### Task statement:
Reproduce every line in the listing that contains the word "name".

### Input material:
==================================================
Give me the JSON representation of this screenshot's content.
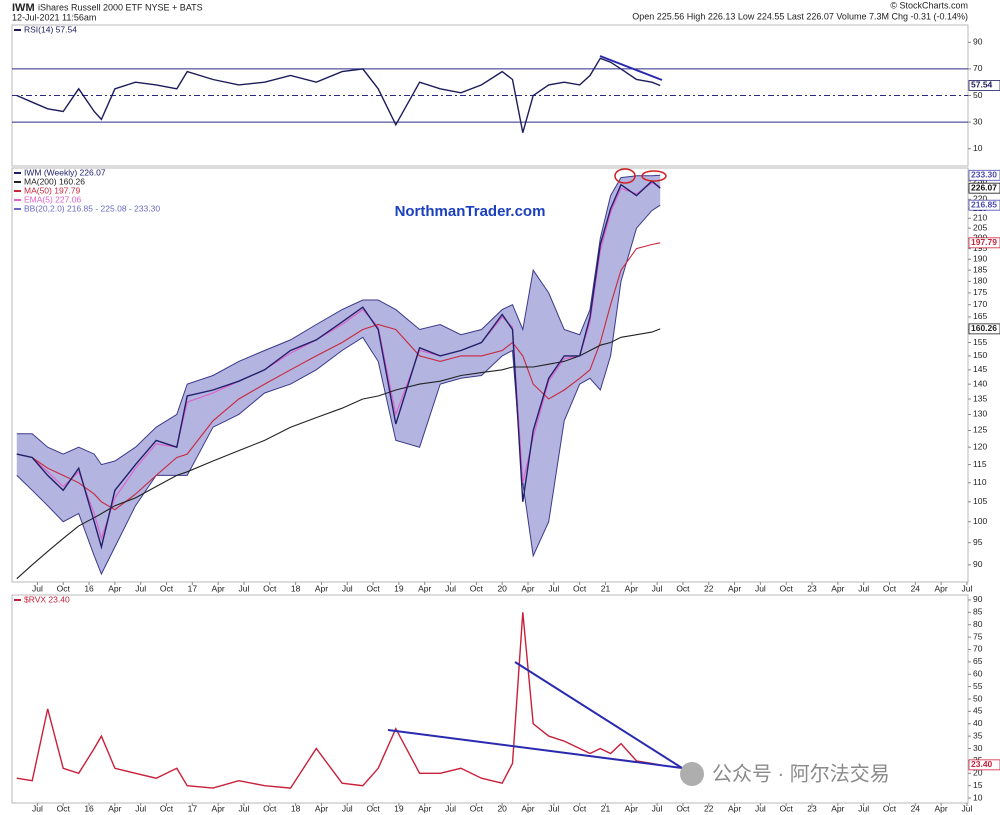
{
  "header": {
    "symbol": "IWM",
    "description": "iShares Russell 2000 ETF NYSE + BATS",
    "date": "12-Jul-2021 11:56am",
    "source": "© StockCharts.com",
    "quote": "Open 225.56 High 226.13 Low 224.55 Last 226.07 Volume 7.3M Chg -0.31 (-0.14%)"
  },
  "watermark": "公众号 · 阿尔法交易",
  "chart_data": [
    {
      "type": "line",
      "xlim": [
        2015.254,
        2024.51
      ],
      "ylim": [
        -3,
        103
      ],
      "yticks": [
        10,
        30,
        50,
        70,
        90
      ],
      "levels": [
        30,
        50,
        70
      ],
      "x": [
        2015.3,
        2015.45,
        2015.6,
        2015.75,
        2015.9,
        2016.05,
        2016.12,
        2016.25,
        2016.45,
        2016.65,
        2016.85,
        2016.95,
        2017.2,
        2017.45,
        2017.7,
        2017.95,
        2018.2,
        2018.45,
        2018.65,
        2018.8,
        2018.97,
        2019.2,
        2019.4,
        2019.6,
        2019.8,
        2020.0,
        2020.1,
        2020.2,
        2020.3,
        2020.45,
        2020.6,
        2020.75,
        2020.85,
        2020.95,
        2021.05,
        2021.15,
        2021.3,
        2021.45,
        2021.53
      ],
      "series": [
        {
          "name": "RSI(14) 57.54",
          "color": "#1c1c5c",
          "values": [
            50,
            45,
            40,
            38,
            55,
            38,
            32,
            55,
            60,
            58,
            55,
            68,
            62,
            58,
            60,
            65,
            60,
            68,
            70,
            55,
            28,
            60,
            55,
            52,
            58,
            68,
            62,
            22,
            50,
            58,
            60,
            58,
            65,
            78,
            75,
            70,
            62,
            60,
            57.54
          ]
        }
      ],
      "markers": [
        {
          "value": 57.54,
          "label": "57.54",
          "color": "#1c1c5c"
        }
      ]
    },
    {
      "type": "line",
      "log": true,
      "xlim": [
        2015.254,
        2024.51
      ],
      "ylim": [
        86.3,
        237.5
      ],
      "yticks": [
        90,
        95,
        100,
        105,
        110,
        115,
        120,
        125,
        130,
        135,
        140,
        145,
        150,
        155,
        160,
        165,
        170,
        175,
        180,
        185,
        190,
        195,
        200,
        205,
        210,
        215,
        220,
        225,
        230
      ],
      "annotation": "NorthmanTrader.com",
      "x": [
        2015.3,
        2015.45,
        2015.6,
        2015.75,
        2015.9,
        2016.05,
        2016.12,
        2016.25,
        2016.45,
        2016.65,
        2016.85,
        2016.95,
        2017.2,
        2017.45,
        2017.7,
        2017.95,
        2018.2,
        2018.45,
        2018.65,
        2018.8,
        2018.97,
        2019.2,
        2019.4,
        2019.6,
        2019.8,
        2020.0,
        2020.1,
        2020.2,
        2020.3,
        2020.45,
        2020.6,
        2020.75,
        2020.85,
        2020.95,
        2021.05,
        2021.15,
        2021.3,
        2021.45,
        2021.53
      ],
      "bands": {
        "name": "BB(20,2.0) 216.85 - 225.08 - 233.30",
        "color": "#6a6ac4",
        "upper": [
          124,
          124,
          120,
          118,
          120,
          118,
          115,
          116,
          120,
          126,
          130,
          140,
          143,
          148,
          152,
          156,
          162,
          168,
          172,
          172,
          168,
          160,
          162,
          158,
          160,
          168,
          170,
          160,
          185,
          175,
          160,
          158,
          168,
          200,
          222,
          232,
          233,
          233,
          233.3
        ],
        "lower": [
          112,
          108,
          104,
          100,
          102,
          92,
          88,
          94,
          104,
          112,
          112,
          112,
          126,
          130,
          137,
          140,
          145,
          152,
          157,
          148,
          122,
          120,
          140,
          142,
          143,
          150,
          152,
          110,
          92,
          100,
          128,
          140,
          142,
          138,
          150,
          180,
          205,
          214,
          216.85
        ]
      },
      "series": [
        {
          "name": "IWM (Weekly) 226.07",
          "color": "#20206a",
          "values": [
            118,
            117,
            112,
            108,
            114,
            100,
            94,
            108,
            115,
            122,
            120,
            136,
            138,
            141,
            145,
            152,
            156,
            163,
            169,
            160,
            127,
            153,
            150,
            152,
            155,
            166,
            160,
            105,
            125,
            142,
            150,
            150,
            165,
            197,
            215,
            228,
            222,
            230,
            226.07
          ]
        },
        {
          "name": "MA(200) 160.26",
          "color": "#222222",
          "values": [
            87,
            90,
            93,
            96,
            99,
            101,
            102,
            104,
            106,
            109,
            112,
            113,
            116,
            119,
            122,
            126,
            129,
            132,
            135,
            136,
            138,
            140,
            141,
            143,
            144,
            145,
            146,
            146,
            146,
            147,
            148,
            150,
            152,
            154,
            155,
            157,
            158,
            159,
            160.26
          ]
        },
        {
          "name": "MA(50) 197.79",
          "color": "#c8283c",
          "values": [
            118,
            117,
            114,
            112,
            110,
            107,
            105,
            103,
            107,
            112,
            117,
            118,
            128,
            135,
            140,
            145,
            150,
            155,
            160,
            162,
            160,
            150,
            148,
            150,
            150,
            152,
            155,
            150,
            140,
            135,
            138,
            142,
            145,
            155,
            170,
            185,
            195,
            197,
            197.79
          ]
        },
        {
          "name": "EMA(5) 227.06",
          "color": "#e060c8",
          "values": [
            118,
            117,
            113,
            109,
            113,
            102,
            96,
            106,
            114,
            121,
            120,
            134,
            137,
            141,
            145,
            151,
            156,
            162,
            168,
            161,
            130,
            152,
            150,
            152,
            155,
            165,
            161,
            110,
            123,
            141,
            149,
            150,
            163,
            194,
            213,
            226,
            223,
            229,
            227.06
          ]
        }
      ],
      "markers": [
        {
          "value": 233.3,
          "label": "233.30",
          "color": "#4a4ab0"
        },
        {
          "value": 226.07,
          "label": "226.07",
          "color": "#111111"
        },
        {
          "value": 216.85,
          "label": "216.85",
          "color": "#4a4ab0"
        },
        {
          "value": 197.79,
          "label": "197.79",
          "color": "#c8283c"
        },
        {
          "value": 160.26,
          "label": "160.26",
          "color": "#222222"
        }
      ],
      "xticks": [
        {
          "value": 2015.5,
          "label": "Jul"
        },
        {
          "value": 2015.75,
          "label": "Oct"
        },
        {
          "value": 2016,
          "label": "16"
        },
        {
          "value": 2016.25,
          "label": "Apr"
        },
        {
          "value": 2016.5,
          "label": "Jul"
        },
        {
          "value": 2016.75,
          "label": "Oct"
        },
        {
          "value": 2017,
          "label": "17"
        },
        {
          "value": 2017.25,
          "label": "Apr"
        },
        {
          "value": 2017.5,
          "label": "Jul"
        },
        {
          "value": 2017.75,
          "label": "Oct"
        },
        {
          "value": 2018,
          "label": "18"
        },
        {
          "value": 2018.25,
          "label": "Apr"
        },
        {
          "value": 2018.5,
          "label": "Jul"
        },
        {
          "value": 2018.75,
          "label": "Oct"
        },
        {
          "value": 2019,
          "label": "19"
        },
        {
          "value": 2019.25,
          "label": "Apr"
        },
        {
          "value": 2019.5,
          "label": "Jul"
        },
        {
          "value": 2019.75,
          "label": "Oct"
        },
        {
          "value": 2020,
          "label": "20"
        },
        {
          "value": 2020.25,
          "label": "Apr"
        },
        {
          "value": 2020.5,
          "label": "Jul"
        },
        {
          "value": 2020.75,
          "label": "Oct"
        },
        {
          "value": 2021,
          "label": "21"
        },
        {
          "value": 2021.25,
          "label": "Apr"
        },
        {
          "value": 2021.5,
          "label": "Jul"
        },
        {
          "value": 2021.75,
          "label": "Oct"
        },
        {
          "value": 2022,
          "label": "22"
        },
        {
          "value": 2022.25,
          "label": "Apr"
        },
        {
          "value": 2022.5,
          "label": "Jul"
        },
        {
          "value": 2022.75,
          "label": "Oct"
        },
        {
          "value": 2023,
          "label": "23"
        },
        {
          "value": 2023.25,
          "label": "Apr"
        },
        {
          "value": 2023.5,
          "label": "Jul"
        },
        {
          "value": 2023.75,
          "label": "Oct"
        },
        {
          "value": 2024,
          "label": "24"
        },
        {
          "value": 2024.25,
          "label": "Apr"
        },
        {
          "value": 2024.5,
          "label": "Jul"
        }
      ]
    },
    {
      "type": "line",
      "xlim": [
        2015.254,
        2024.51
      ],
      "ylim": [
        8,
        92
      ],
      "yticks": [
        10,
        15,
        20,
        25,
        30,
        35,
        40,
        45,
        50,
        55,
        60,
        65,
        70,
        75,
        80,
        85,
        90
      ],
      "x": [
        2015.3,
        2015.45,
        2015.6,
        2015.75,
        2015.9,
        2016.05,
        2016.12,
        2016.25,
        2016.45,
        2016.65,
        2016.85,
        2016.95,
        2017.2,
        2017.45,
        2017.7,
        2017.95,
        2018.2,
        2018.45,
        2018.65,
        2018.8,
        2018.97,
        2019.2,
        2019.4,
        2019.6,
        2019.8,
        2020.0,
        2020.1,
        2020.2,
        2020.3,
        2020.45,
        2020.6,
        2020.75,
        2020.85,
        2020.95,
        2021.05,
        2021.15,
        2021.3,
        2021.45,
        2021.53
      ],
      "series": [
        {
          "name": "$RVX 23.40",
          "color": "#c8203a",
          "values": [
            18,
            17,
            46,
            22,
            20,
            30,
            35,
            22,
            20,
            18,
            22,
            15,
            14,
            17,
            15,
            14,
            30,
            16,
            15,
            22,
            38,
            20,
            20,
            22,
            18,
            16,
            24,
            85,
            40,
            35,
            33,
            30,
            28,
            30,
            28,
            32,
            25,
            24,
            23.4
          ]
        }
      ],
      "markers": [
        {
          "value": 23.4,
          "label": "23.40",
          "color": "#c8203a"
        }
      ],
      "xticks": [
        {
          "value": 2015.5,
          "label": "Jul"
        },
        {
          "value": 2015.75,
          "label": "Oct"
        },
        {
          "value": 2016,
          "label": "16"
        },
        {
          "value": 2016.25,
          "label": "Apr"
        },
        {
          "value": 2016.5,
          "label": "Jul"
        },
        {
          "value": 2016.75,
          "label": "Oct"
        },
        {
          "value": 2017,
          "label": "17"
        },
        {
          "value": 2017.25,
          "label": "Apr"
        },
        {
          "value": 2017.5,
          "label": "Jul"
        },
        {
          "value": 2017.75,
          "label": "Oct"
        },
        {
          "value": 2018,
          "label": "18"
        },
        {
          "value": 2018.25,
          "label": "Apr"
        },
        {
          "value": 2018.5,
          "label": "Jul"
        },
        {
          "value": 2018.75,
          "label": "Oct"
        },
        {
          "value": 2019,
          "label": "19"
        },
        {
          "value": 2019.25,
          "label": "Apr"
        },
        {
          "value": 2019.5,
          "label": "Jul"
        },
        {
          "value": 2019.75,
          "label": "Oct"
        },
        {
          "value": 2020,
          "label": "20"
        },
        {
          "value": 2020.25,
          "label": "Apr"
        },
        {
          "value": 2020.5,
          "label": "Jul"
        },
        {
          "value": 2020.75,
          "label": "Oct"
        },
        {
          "value": 2021,
          "label": "21"
        },
        {
          "value": 2021.25,
          "label": "Apr"
        },
        {
          "value": 2021.5,
          "label": "Jul"
        },
        {
          "value": 2021.75,
          "label": "Oct"
        },
        {
          "value": 2022,
          "label": "22"
        },
        {
          "value": 2022.25,
          "label": "Apr"
        },
        {
          "value": 2022.5,
          "label": "Jul"
        },
        {
          "value": 2022.75,
          "label": "Oct"
        },
        {
          "value": 2023,
          "label": "23"
        },
        {
          "value": 2023.25,
          "label": "Apr"
        },
        {
          "value": 2023.5,
          "label": "Jul"
        },
        {
          "value": 2023.75,
          "label": "Oct"
        },
        {
          "value": 2024,
          "label": "24"
        },
        {
          "value": 2024.25,
          "label": "Apr"
        },
        {
          "value": 2024.5,
          "label": "Jul"
        }
      ]
    }
  ]
}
==================================================
### Exercise result:
          "name": "RSI(14) 57.54",
        "name": "BB(20,2.0) 216.85 - 225.08 - 233.30",
          "name": "IWM (Weekly) 226.07",
          "name": "MA(200) 160.26",
          "name": "MA(50) 197.79",
          "name": "EMA(5) 227.06",
          "name": "$RVX 23.40",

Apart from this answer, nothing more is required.